Recorded data –

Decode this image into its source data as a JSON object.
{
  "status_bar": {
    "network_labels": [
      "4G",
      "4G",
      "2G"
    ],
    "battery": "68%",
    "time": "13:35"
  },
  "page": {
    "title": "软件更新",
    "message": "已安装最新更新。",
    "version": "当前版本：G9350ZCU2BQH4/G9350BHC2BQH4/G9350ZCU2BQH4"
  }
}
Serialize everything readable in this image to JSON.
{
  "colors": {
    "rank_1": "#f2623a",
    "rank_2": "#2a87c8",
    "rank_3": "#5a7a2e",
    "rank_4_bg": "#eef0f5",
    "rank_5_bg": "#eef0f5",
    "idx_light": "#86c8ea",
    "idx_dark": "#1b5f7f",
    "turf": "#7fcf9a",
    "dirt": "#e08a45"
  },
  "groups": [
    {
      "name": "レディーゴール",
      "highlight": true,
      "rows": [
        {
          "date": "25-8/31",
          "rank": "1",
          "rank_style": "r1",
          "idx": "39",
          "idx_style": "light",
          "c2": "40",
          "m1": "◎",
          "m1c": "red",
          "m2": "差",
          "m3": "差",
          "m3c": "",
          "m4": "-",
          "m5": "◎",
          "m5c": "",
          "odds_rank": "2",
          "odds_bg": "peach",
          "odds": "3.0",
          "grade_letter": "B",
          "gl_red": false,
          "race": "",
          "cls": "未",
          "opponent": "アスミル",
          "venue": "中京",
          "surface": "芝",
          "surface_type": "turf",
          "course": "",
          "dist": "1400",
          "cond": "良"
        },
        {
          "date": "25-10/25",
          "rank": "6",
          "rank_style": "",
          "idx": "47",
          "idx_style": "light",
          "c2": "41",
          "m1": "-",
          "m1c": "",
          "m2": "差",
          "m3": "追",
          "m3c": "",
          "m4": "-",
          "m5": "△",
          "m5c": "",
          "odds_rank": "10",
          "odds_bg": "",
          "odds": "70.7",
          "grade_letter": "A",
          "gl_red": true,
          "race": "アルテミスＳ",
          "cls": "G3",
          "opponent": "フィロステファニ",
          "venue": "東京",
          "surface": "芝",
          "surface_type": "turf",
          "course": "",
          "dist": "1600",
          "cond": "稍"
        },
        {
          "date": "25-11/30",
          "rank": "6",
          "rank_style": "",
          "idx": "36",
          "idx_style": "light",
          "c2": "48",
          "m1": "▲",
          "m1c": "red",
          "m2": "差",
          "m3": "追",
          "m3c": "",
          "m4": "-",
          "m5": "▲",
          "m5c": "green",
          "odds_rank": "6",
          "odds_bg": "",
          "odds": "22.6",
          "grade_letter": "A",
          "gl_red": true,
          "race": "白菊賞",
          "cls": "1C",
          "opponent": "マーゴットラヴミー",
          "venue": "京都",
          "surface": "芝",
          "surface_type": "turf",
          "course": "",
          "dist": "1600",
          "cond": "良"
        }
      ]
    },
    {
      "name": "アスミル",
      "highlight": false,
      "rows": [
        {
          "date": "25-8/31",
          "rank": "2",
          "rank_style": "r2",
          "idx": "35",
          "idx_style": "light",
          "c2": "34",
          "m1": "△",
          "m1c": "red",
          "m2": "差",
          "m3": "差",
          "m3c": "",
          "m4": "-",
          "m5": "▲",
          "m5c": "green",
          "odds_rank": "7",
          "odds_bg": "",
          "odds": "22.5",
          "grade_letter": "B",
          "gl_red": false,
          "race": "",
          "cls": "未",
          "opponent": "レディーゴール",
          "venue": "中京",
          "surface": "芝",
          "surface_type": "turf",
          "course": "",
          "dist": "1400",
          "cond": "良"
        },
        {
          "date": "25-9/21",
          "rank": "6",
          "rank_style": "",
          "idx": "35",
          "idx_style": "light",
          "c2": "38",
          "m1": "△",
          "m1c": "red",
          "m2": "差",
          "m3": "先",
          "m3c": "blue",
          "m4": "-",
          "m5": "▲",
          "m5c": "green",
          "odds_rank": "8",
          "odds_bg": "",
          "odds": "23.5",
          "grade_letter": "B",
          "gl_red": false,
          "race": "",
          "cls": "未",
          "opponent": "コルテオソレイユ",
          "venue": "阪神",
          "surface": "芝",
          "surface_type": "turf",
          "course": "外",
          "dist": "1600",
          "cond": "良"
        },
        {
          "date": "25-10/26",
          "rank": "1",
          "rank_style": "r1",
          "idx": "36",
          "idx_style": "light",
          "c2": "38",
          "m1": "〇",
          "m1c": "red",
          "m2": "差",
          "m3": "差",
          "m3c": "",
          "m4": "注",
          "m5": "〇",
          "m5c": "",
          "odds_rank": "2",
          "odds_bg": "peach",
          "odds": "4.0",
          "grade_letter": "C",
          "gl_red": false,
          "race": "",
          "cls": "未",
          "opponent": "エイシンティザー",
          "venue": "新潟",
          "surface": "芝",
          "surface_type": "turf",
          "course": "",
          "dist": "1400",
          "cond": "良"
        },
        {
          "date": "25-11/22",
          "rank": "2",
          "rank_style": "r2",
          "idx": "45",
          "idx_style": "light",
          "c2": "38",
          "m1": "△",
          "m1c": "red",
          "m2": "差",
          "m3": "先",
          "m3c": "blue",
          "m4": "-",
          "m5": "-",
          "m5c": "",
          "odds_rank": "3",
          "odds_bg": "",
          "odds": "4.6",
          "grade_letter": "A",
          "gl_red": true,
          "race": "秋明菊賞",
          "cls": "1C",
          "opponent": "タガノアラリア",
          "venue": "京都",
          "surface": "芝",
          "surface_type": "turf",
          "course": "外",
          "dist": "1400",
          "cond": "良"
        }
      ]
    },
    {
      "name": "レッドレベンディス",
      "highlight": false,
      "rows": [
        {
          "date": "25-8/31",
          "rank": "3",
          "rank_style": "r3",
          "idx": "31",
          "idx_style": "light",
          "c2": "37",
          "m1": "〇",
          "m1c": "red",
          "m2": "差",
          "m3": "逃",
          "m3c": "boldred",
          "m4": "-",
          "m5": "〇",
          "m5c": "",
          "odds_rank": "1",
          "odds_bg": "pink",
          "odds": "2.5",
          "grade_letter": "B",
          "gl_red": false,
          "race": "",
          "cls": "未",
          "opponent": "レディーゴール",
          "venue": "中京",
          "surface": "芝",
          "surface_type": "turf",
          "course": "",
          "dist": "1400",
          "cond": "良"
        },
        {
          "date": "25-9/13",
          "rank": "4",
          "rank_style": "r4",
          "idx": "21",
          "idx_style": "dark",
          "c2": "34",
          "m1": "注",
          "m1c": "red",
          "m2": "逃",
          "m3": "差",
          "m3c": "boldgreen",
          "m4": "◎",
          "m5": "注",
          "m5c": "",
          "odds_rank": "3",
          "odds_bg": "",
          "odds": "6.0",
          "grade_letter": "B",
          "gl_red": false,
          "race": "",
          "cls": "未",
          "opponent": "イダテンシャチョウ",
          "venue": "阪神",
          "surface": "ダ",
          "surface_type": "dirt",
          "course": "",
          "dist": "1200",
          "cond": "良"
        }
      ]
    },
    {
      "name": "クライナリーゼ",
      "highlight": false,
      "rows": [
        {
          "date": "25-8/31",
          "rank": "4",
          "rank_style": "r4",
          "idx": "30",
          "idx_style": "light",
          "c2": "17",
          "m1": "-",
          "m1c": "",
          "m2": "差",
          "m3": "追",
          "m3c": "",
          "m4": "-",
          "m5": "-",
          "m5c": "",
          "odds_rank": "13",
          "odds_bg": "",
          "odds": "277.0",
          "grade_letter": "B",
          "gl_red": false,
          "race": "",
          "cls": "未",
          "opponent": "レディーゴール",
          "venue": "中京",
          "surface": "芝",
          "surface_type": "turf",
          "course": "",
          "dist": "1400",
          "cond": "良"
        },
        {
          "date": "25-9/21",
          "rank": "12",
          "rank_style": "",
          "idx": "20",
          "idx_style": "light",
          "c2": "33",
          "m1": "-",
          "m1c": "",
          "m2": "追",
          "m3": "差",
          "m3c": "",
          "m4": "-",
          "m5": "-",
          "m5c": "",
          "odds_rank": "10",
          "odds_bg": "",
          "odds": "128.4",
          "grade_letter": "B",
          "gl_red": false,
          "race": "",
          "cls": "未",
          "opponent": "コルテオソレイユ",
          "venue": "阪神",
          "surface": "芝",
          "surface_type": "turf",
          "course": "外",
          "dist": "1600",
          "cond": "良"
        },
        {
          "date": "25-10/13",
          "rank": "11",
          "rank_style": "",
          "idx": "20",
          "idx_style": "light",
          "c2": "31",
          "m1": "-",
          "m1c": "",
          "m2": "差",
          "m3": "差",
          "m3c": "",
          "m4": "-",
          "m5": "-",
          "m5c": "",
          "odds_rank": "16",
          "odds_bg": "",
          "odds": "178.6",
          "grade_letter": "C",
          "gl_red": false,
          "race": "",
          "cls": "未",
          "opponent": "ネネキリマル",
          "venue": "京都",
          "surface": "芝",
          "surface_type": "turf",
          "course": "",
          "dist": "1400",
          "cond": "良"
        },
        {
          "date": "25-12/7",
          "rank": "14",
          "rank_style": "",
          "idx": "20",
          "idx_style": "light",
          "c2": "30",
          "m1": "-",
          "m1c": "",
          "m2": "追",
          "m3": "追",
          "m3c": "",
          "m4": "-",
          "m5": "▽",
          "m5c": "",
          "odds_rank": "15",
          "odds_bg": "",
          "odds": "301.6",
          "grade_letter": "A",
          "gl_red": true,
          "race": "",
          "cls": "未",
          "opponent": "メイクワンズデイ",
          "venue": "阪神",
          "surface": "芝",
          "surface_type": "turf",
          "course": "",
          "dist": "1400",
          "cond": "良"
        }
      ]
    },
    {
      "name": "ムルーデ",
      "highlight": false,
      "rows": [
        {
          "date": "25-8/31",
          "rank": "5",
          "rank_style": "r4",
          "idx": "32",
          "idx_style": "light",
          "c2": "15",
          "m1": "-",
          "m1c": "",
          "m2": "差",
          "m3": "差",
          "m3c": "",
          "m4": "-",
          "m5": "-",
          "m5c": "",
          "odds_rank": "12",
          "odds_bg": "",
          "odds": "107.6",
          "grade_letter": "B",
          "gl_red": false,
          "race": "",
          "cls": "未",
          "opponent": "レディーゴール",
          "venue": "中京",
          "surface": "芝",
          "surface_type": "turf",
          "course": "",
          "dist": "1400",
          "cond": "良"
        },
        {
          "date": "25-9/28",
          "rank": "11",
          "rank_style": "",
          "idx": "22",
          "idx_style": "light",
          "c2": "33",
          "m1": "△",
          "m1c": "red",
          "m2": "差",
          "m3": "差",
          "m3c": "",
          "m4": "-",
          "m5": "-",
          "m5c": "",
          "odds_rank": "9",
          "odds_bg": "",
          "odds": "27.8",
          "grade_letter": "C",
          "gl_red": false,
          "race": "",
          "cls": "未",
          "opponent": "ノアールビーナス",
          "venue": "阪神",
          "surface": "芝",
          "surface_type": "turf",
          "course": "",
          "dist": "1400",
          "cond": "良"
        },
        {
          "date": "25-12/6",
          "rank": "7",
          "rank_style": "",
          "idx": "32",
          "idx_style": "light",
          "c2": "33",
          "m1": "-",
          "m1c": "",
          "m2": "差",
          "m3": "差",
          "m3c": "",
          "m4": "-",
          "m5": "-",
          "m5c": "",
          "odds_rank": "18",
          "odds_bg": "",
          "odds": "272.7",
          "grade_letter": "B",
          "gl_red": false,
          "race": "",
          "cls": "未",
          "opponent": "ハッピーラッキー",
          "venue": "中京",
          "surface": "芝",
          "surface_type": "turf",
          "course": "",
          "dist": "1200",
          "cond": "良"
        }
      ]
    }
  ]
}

Set problem – List all lines above in which the string "image" appears.

Answer to this problem –
Decode this image into its source data as a JSON object.
Serialize everything readable in this image to JSON.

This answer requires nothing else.